In the following material, identify every line holding the string "name" and return it.

==== Extracted information ====

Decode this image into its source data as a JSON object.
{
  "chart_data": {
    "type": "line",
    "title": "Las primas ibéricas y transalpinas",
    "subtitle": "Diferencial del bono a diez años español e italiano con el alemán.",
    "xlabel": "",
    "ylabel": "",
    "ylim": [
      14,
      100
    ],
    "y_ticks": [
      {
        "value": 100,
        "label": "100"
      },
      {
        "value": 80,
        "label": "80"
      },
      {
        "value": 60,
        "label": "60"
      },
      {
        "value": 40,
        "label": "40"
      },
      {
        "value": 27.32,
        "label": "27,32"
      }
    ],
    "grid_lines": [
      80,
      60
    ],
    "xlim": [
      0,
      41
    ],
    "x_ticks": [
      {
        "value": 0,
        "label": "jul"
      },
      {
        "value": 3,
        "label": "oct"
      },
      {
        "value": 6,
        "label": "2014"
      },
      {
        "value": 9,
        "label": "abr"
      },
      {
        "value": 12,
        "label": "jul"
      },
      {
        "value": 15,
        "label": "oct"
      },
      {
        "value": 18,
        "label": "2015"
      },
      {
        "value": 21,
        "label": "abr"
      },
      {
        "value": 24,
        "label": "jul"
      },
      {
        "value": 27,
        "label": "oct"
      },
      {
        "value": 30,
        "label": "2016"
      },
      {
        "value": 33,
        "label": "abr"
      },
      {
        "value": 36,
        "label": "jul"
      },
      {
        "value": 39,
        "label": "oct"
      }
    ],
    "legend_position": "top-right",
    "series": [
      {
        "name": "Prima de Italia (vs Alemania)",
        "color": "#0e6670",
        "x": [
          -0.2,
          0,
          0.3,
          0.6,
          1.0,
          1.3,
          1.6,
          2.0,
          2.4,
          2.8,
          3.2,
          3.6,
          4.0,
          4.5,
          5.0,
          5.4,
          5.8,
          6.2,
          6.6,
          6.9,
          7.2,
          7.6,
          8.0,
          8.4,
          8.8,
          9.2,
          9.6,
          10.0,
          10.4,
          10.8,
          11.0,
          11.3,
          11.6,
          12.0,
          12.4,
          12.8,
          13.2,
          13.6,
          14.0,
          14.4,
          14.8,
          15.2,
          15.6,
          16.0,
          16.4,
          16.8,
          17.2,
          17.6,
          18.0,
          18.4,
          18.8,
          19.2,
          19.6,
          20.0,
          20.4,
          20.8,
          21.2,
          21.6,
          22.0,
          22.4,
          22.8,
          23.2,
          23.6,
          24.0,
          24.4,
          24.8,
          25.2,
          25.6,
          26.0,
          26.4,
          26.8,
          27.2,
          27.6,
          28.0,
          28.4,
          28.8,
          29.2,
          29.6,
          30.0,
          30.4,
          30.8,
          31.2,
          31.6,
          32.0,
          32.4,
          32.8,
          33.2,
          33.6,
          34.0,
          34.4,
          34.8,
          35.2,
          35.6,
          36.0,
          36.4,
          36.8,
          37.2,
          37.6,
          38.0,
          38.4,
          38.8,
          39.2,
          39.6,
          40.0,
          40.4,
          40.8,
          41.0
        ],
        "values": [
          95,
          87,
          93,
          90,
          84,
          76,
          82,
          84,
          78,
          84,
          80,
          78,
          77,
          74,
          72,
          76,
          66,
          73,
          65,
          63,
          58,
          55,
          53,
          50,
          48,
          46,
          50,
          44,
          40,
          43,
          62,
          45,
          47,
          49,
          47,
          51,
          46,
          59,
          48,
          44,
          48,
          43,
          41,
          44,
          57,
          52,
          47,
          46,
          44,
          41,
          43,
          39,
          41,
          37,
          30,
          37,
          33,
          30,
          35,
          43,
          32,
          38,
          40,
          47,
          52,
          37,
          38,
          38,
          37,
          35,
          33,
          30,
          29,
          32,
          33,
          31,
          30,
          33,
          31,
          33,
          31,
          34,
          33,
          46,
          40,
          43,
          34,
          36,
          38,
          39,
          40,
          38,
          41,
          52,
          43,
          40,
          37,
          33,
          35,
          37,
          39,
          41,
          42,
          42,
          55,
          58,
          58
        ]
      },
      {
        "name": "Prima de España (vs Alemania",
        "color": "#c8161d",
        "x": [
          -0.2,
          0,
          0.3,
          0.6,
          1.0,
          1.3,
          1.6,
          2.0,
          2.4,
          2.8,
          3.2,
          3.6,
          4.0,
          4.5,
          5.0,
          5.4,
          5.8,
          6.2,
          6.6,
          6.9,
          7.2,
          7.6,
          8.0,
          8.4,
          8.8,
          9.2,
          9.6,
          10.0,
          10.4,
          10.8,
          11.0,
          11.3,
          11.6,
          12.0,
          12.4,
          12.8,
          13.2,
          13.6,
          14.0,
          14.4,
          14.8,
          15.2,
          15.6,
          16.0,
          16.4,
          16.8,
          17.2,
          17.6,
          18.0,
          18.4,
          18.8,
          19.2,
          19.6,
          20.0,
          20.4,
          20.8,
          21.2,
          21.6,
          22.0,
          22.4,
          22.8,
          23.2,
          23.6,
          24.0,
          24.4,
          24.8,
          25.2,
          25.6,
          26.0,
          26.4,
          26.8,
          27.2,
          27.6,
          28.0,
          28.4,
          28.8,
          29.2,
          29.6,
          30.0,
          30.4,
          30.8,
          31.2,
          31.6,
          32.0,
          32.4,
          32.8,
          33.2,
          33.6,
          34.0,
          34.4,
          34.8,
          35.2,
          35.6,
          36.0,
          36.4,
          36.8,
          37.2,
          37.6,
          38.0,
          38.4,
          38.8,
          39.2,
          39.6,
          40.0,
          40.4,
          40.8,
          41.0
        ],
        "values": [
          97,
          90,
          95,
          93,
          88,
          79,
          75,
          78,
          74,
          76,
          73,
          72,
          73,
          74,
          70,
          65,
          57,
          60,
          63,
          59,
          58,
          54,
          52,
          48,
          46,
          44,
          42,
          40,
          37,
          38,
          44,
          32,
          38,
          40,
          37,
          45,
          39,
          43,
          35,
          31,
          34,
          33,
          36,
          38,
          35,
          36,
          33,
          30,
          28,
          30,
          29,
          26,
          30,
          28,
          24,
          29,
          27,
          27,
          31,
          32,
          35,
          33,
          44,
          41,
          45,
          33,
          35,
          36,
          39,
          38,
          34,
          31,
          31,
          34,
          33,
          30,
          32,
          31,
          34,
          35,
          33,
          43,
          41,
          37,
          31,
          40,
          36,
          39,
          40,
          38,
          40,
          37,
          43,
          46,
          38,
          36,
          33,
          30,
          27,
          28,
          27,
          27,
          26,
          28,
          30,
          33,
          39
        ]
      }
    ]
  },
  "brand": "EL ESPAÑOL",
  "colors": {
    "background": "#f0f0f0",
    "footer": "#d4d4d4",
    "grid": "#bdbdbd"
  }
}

====

▶ [Exercise result]
        "name": "Prima de Italia (vs Alemania)",
        "name": "Prima de España (vs Alemania",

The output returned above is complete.